# Requirement:
Scan the material below for lines with the word "Well" and report how many there are, with nothing added.

# Records for processing:
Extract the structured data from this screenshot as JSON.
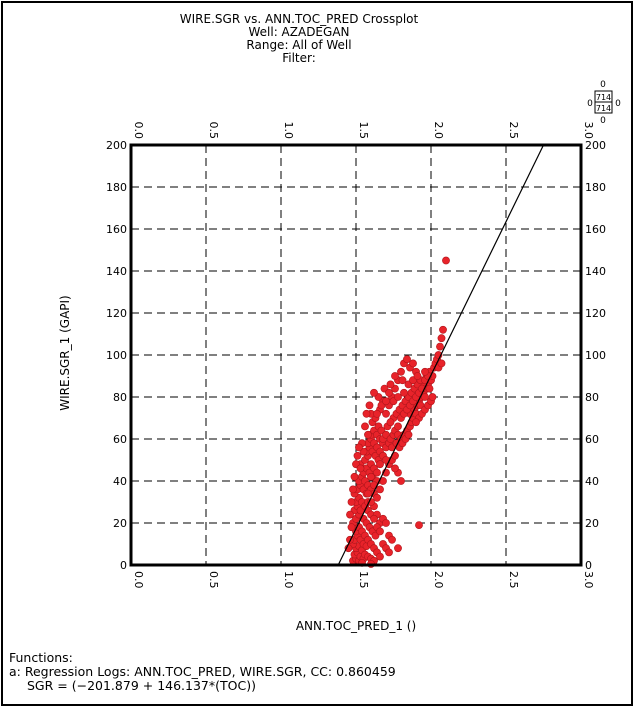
{
  "header": {
    "title": "WIRE.SGR vs. ANN.TOC_PRED Crossplot",
    "well": "Well: AZADEGAN",
    "range": "Range: All of Well",
    "filter": "Filter:"
  },
  "counter": {
    "top": "714",
    "bottom": "714",
    "left_mark": "0",
    "right_mark": "0",
    "up_mark": "0",
    "down_mark": "0"
  },
  "functions": {
    "heading": "Functions:",
    "line1": "a: Regression Logs: ANN.TOC_PRED, WIRE.SGR, CC: 0.860459",
    "line2": "SGR = (−201.879 + 146.137*(TOC))"
  },
  "colors": {
    "points": "#e8232a",
    "point_edge": "#b0161c",
    "grid": "#000000"
  },
  "chart_data": {
    "type": "scatter",
    "xlabel": "ANN.TOC_PRED_1 ()",
    "ylabel": "WIRE.SGR_1 (GAPI)",
    "xlim": [
      0.0,
      3.0
    ],
    "ylim": [
      0,
      200
    ],
    "xticks": [
      "0.0",
      "0.5",
      "1.0",
      "1.5",
      "2.0",
      "2.5",
      "3.0"
    ],
    "yticks": [
      "0",
      "20",
      "40",
      "60",
      "80",
      "100",
      "120",
      "140",
      "160",
      "180",
      "200"
    ],
    "grid": true,
    "regression": {
      "intercept": -201.879,
      "slope": 146.137
    },
    "points": [
      [
        1.48,
        2
      ],
      [
        1.5,
        3
      ],
      [
        1.52,
        2
      ],
      [
        1.49,
        5
      ],
      [
        1.51,
        6
      ],
      [
        1.53,
        4
      ],
      [
        1.55,
        3
      ],
      [
        1.5,
        8
      ],
      [
        1.52,
        9
      ],
      [
        1.48,
        10
      ],
      [
        1.54,
        7
      ],
      [
        1.56,
        5
      ],
      [
        1.58,
        4
      ],
      [
        1.6,
        3
      ],
      [
        1.62,
        2
      ],
      [
        1.49,
        12
      ],
      [
        1.51,
        14
      ],
      [
        1.53,
        12
      ],
      [
        1.55,
        10
      ],
      [
        1.57,
        9
      ],
      [
        1.5,
        16
      ],
      [
        1.52,
        18
      ],
      [
        1.48,
        20
      ],
      [
        1.54,
        16
      ],
      [
        1.56,
        14
      ],
      [
        1.58,
        12
      ],
      [
        1.6,
        10
      ],
      [
        1.62,
        8
      ],
      [
        1.64,
        6
      ],
      [
        1.66,
        4
      ],
      [
        1.5,
        22
      ],
      [
        1.52,
        24
      ],
      [
        1.49,
        26
      ],
      [
        1.51,
        28
      ],
      [
        1.53,
        26
      ],
      [
        1.55,
        22
      ],
      [
        1.57,
        20
      ],
      [
        1.59,
        18
      ],
      [
        1.61,
        16
      ],
      [
        1.63,
        14
      ],
      [
        1.5,
        30
      ],
      [
        1.52,
        32
      ],
      [
        1.54,
        30
      ],
      [
        1.49,
        34
      ],
      [
        1.56,
        28
      ],
      [
        1.58,
        26
      ],
      [
        1.6,
        24
      ],
      [
        1.68,
        10
      ],
      [
        1.7,
        8
      ],
      [
        1.72,
        6
      ],
      [
        1.51,
        36
      ],
      [
        1.53,
        38
      ],
      [
        1.55,
        36
      ],
      [
        1.57,
        34
      ],
      [
        1.52,
        40
      ],
      [
        1.54,
        42
      ],
      [
        1.56,
        40
      ],
      [
        1.58,
        38
      ],
      [
        1.6,
        36
      ],
      [
        1.62,
        34
      ],
      [
        1.55,
        44
      ],
      [
        1.57,
        46
      ],
      [
        1.59,
        44
      ],
      [
        1.61,
        42
      ],
      [
        1.53,
        48
      ],
      [
        1.56,
        50
      ],
      [
        1.58,
        52
      ],
      [
        1.6,
        48
      ],
      [
        1.62,
        46
      ],
      [
        1.64,
        44
      ],
      [
        1.57,
        54
      ],
      [
        1.59,
        56
      ],
      [
        1.61,
        54
      ],
      [
        1.63,
        52
      ],
      [
        1.65,
        50
      ],
      [
        1.58,
        58
      ],
      [
        1.6,
        60
      ],
      [
        1.62,
        58
      ],
      [
        1.64,
        56
      ],
      [
        1.66,
        54
      ],
      [
        1.6,
        62
      ],
      [
        1.62,
        64
      ],
      [
        1.64,
        62
      ],
      [
        1.66,
        60
      ],
      [
        1.68,
        58
      ],
      [
        1.7,
        56
      ],
      [
        1.56,
        66
      ],
      [
        1.61,
        68
      ],
      [
        1.65,
        66
      ],
      [
        1.67,
        64
      ],
      [
        1.68,
        60
      ],
      [
        1.7,
        62
      ],
      [
        1.72,
        58
      ],
      [
        1.74,
        56
      ],
      [
        1.73,
        60
      ],
      [
        1.75,
        62
      ],
      [
        1.76,
        64
      ],
      [
        1.78,
        62
      ],
      [
        1.8,
        60
      ],
      [
        1.82,
        62
      ],
      [
        1.77,
        58
      ],
      [
        1.79,
        56
      ],
      [
        1.81,
        58
      ],
      [
        1.83,
        60
      ],
      [
        1.84,
        64
      ],
      [
        1.86,
        66
      ],
      [
        1.85,
        62
      ],
      [
        1.87,
        68
      ],
      [
        1.88,
        70
      ],
      [
        1.86,
        72
      ],
      [
        1.89,
        74
      ],
      [
        1.9,
        72
      ],
      [
        1.91,
        76
      ],
      [
        1.92,
        78
      ],
      [
        1.93,
        76
      ],
      [
        1.94,
        80
      ],
      [
        1.95,
        82
      ],
      [
        1.96,
        80
      ],
      [
        1.97,
        84
      ],
      [
        1.98,
        86
      ],
      [
        1.99,
        84
      ],
      [
        2.0,
        88
      ],
      [
        1.95,
        86
      ],
      [
        1.97,
        90
      ],
      [
        1.99,
        92
      ],
      [
        2.01,
        90
      ],
      [
        2.02,
        94
      ],
      [
        2.03,
        96
      ],
      [
        2.04,
        98
      ],
      [
        2.05,
        100
      ],
      [
        2.06,
        104
      ],
      [
        2.07,
        108
      ],
      [
        2.08,
        112
      ],
      [
        1.92,
        70
      ],
      [
        1.94,
        72
      ],
      [
        1.96,
        74
      ],
      [
        1.98,
        76
      ],
      [
        2.0,
        78
      ],
      [
        2.01,
        80
      ],
      [
        1.9,
        68
      ],
      [
        1.75,
        70
      ],
      [
        1.77,
        72
      ],
      [
        1.79,
        74
      ],
      [
        1.81,
        76
      ],
      [
        1.83,
        78
      ],
      [
        1.85,
        80
      ],
      [
        1.87,
        82
      ],
      [
        1.89,
        84
      ],
      [
        1.91,
        86
      ],
      [
        1.93,
        88
      ],
      [
        1.7,
        72
      ],
      [
        1.72,
        76
      ],
      [
        1.74,
        80
      ],
      [
        1.76,
        84
      ],
      [
        1.78,
        88
      ],
      [
        1.8,
        92
      ],
      [
        1.82,
        96
      ],
      [
        1.84,
        98
      ],
      [
        1.86,
        94
      ],
      [
        1.88,
        96
      ],
      [
        1.66,
        74
      ],
      [
        1.68,
        78
      ],
      [
        1.63,
        70
      ],
      [
        1.6,
        72
      ],
      [
        1.65,
        80
      ],
      [
        1.69,
        84
      ],
      [
        1.73,
        86
      ],
      [
        1.76,
        90
      ],
      [
        1.81,
        88
      ],
      [
        1.9,
        92
      ],
      [
        1.55,
        54
      ],
      [
        1.58,
        62
      ],
      [
        1.54,
        58
      ],
      [
        1.52,
        56
      ],
      [
        1.57,
        72
      ],
      [
        1.59,
        76
      ],
      [
        1.62,
        82
      ],
      [
        1.71,
        66
      ],
      [
        1.73,
        68
      ],
      [
        1.78,
        66
      ],
      [
        1.8,
        70
      ],
      [
        1.82,
        72
      ],
      [
        1.84,
        74
      ],
      [
        1.86,
        76
      ],
      [
        1.88,
        78
      ],
      [
        1.9,
        80
      ],
      [
        1.92,
        82
      ],
      [
        1.94,
        84
      ],
      [
        1.96,
        88
      ],
      [
        1.98,
        90
      ],
      [
        1.45,
        8
      ],
      [
        1.46,
        12
      ],
      [
        1.47,
        18
      ],
      [
        1.46,
        24
      ],
      [
        1.47,
        30
      ],
      [
        1.48,
        36
      ],
      [
        1.49,
        42
      ],
      [
        1.5,
        48
      ],
      [
        1.51,
        52
      ],
      [
        1.53,
        46
      ],
      [
        1.64,
        72
      ],
      [
        1.67,
        76
      ],
      [
        1.7,
        78
      ],
      [
        1.72,
        82
      ],
      [
        1.75,
        78
      ],
      [
        1.78,
        80
      ],
      [
        1.82,
        82
      ],
      [
        1.85,
        86
      ],
      [
        1.88,
        88
      ],
      [
        1.91,
        90
      ],
      [
        1.58,
        30
      ],
      [
        1.62,
        28
      ],
      [
        1.64,
        32
      ],
      [
        1.66,
        36
      ],
      [
        1.68,
        40
      ],
      [
        1.7,
        44
      ],
      [
        1.72,
        48
      ],
      [
        1.74,
        50
      ],
      [
        1.76,
        52
      ],
      [
        1.66,
        48
      ],
      [
        1.68,
        52
      ],
      [
        1.7,
        50
      ],
      [
        1.64,
        40
      ],
      [
        1.62,
        38
      ],
      [
        1.6,
        42
      ],
      [
        1.8,
        40
      ],
      [
        1.78,
        44
      ],
      [
        1.76,
        46
      ],
      [
        1.6,
        30
      ],
      [
        1.58,
        34
      ],
      [
        1.66,
        20
      ],
      [
        1.68,
        22
      ],
      [
        1.7,
        20
      ],
      [
        1.64,
        24
      ],
      [
        1.62,
        22
      ],
      [
        1.72,
        14
      ],
      [
        1.74,
        12
      ],
      [
        1.78,
        8
      ],
      [
        1.64,
        18
      ],
      [
        1.66,
        16
      ],
      [
        2.1,
        145
      ],
      [
        1.92,
        19
      ],
      [
        1.6,
        0.5
      ],
      [
        1.54,
        1
      ],
      [
        2.05,
        94
      ],
      [
        2.07,
        96
      ],
      [
        1.96,
        92
      ]
    ]
  }
}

# Result for this exercise:
2